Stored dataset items
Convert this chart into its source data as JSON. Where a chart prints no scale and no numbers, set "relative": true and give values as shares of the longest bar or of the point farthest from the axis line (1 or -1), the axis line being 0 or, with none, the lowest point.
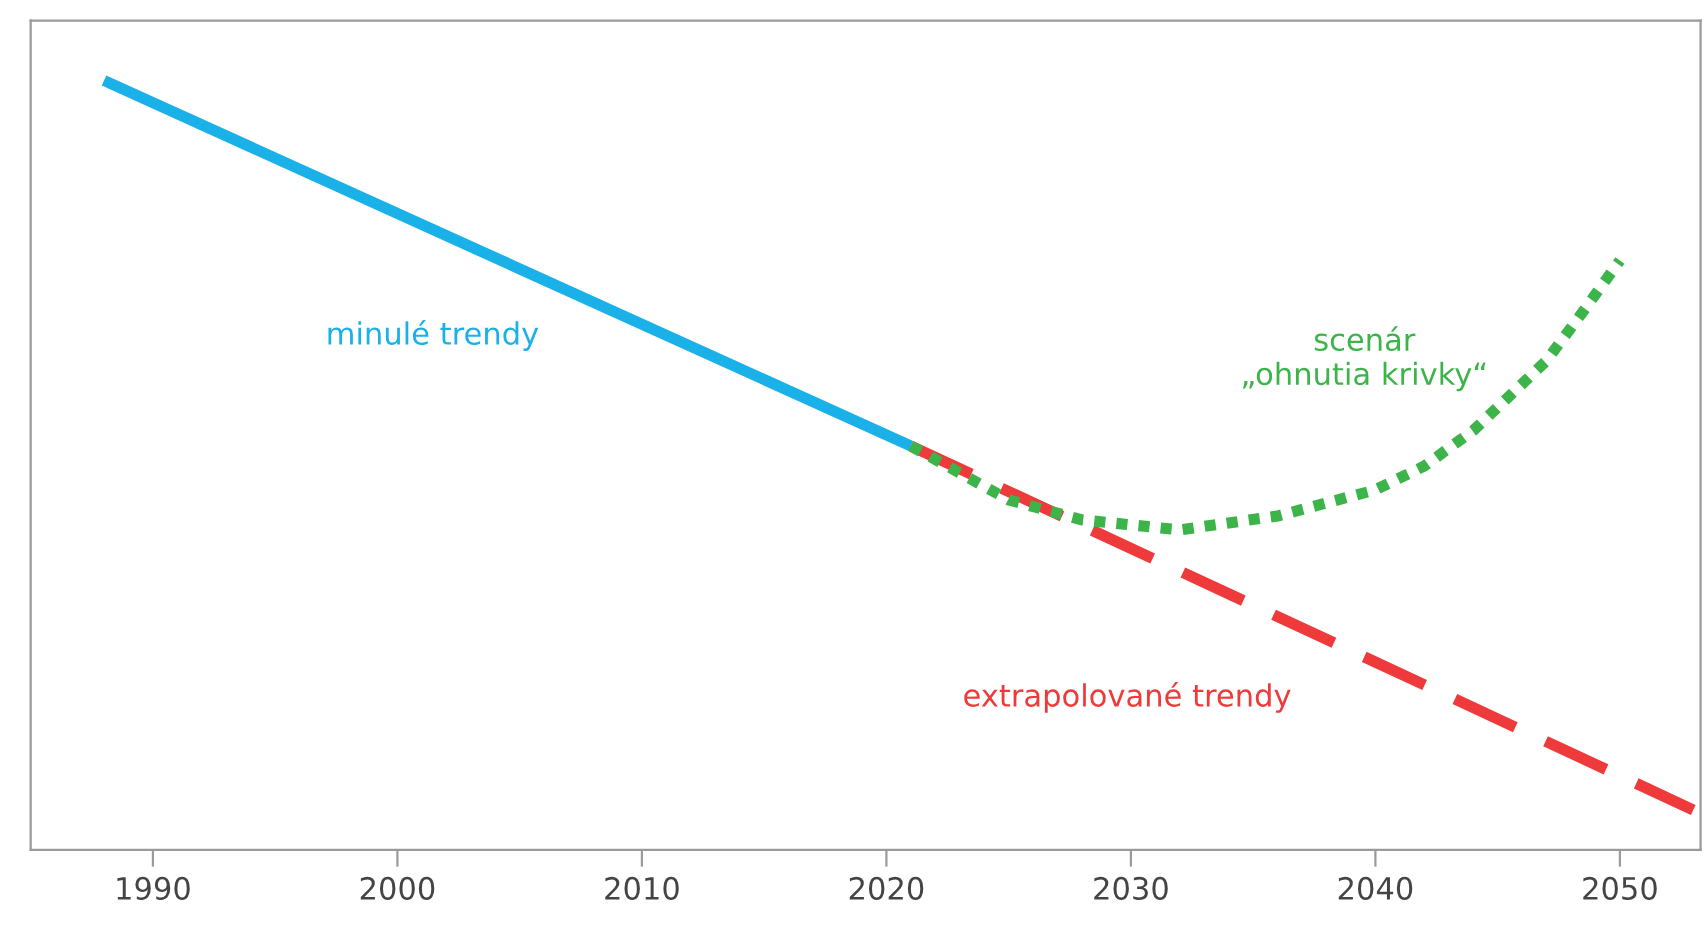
{
  "chart_data": {
    "type": "line",
    "relative": true,
    "xlim": [
      1985,
      2053.3
    ],
    "xticks": [
      1990,
      2000,
      2010,
      2020,
      2030,
      2040,
      2050
    ],
    "grid": false,
    "legend": false,
    "series": [
      {
        "name": "minulé trendy",
        "color": "#1ab0e8",
        "line_style": "solid",
        "x": [
          1988,
          2021
        ],
        "values": [
          1,
          0.525
        ]
      },
      {
        "name": "extrapolované trendy",
        "color": "#ee3a3a",
        "line_style": "dashed",
        "x": [
          2021,
          2053
        ],
        "values": [
          0.525,
          0.052
        ]
      },
      {
        "name": "scenár\n„ohnutia krivky“",
        "color": "#3cb44a",
        "line_style": "dotted",
        "x": [
          2021,
          2025,
          2028,
          2032,
          2036,
          2040,
          2042,
          2044,
          2047,
          2048.5,
          2050
        ],
        "values": [
          0.525,
          0.455,
          0.429,
          0.416,
          0.434,
          0.468,
          0.499,
          0.545,
          0.636,
          0.7,
          0.766
        ]
      }
    ]
  }
}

Task requirements ▸
Without including any pictures, print all of the material exactly as given.

Answer in full ▸
Convert this chart into its source data as JSON. Where a chart prints no scale and no numbers, set "relative": true and give values as shares of the longest bar or of the point farthest from the axis line (1 or -1), the axis line being 0 or, with none, the lowest point.
{
  "chart_data": {
    "type": "line",
    "relative": true,
    "xlim": [
      1985,
      2053.3
    ],
    "xticks": [
      1990,
      2000,
      2010,
      2020,
      2030,
      2040,
      2050
    ],
    "grid": false,
    "legend": false,
    "series": [
      {
        "name": "minulé trendy",
        "color": "#1ab0e8",
        "line_style": "solid",
        "x": [
          1988,
          2021
        ],
        "values": [
          1,
          0.525
        ]
      },
      {
        "name": "extrapolované trendy",
        "color": "#ee3a3a",
        "line_style": "dashed",
        "x": [
          2021,
          2053
        ],
        "values": [
          0.525,
          0.052
        ]
      },
      {
        "name": "scenár\n„ohnutia krivky“",
        "color": "#3cb44a",
        "line_style": "dotted",
        "x": [
          2021,
          2025,
          2028,
          2032,
          2036,
          2040,
          2042,
          2044,
          2047,
          2048.5,
          2050
        ],
        "values": [
          0.525,
          0.455,
          0.429,
          0.416,
          0.434,
          0.468,
          0.499,
          0.545,
          0.636,
          0.7,
          0.766
        ]
      }
    ]
  }
}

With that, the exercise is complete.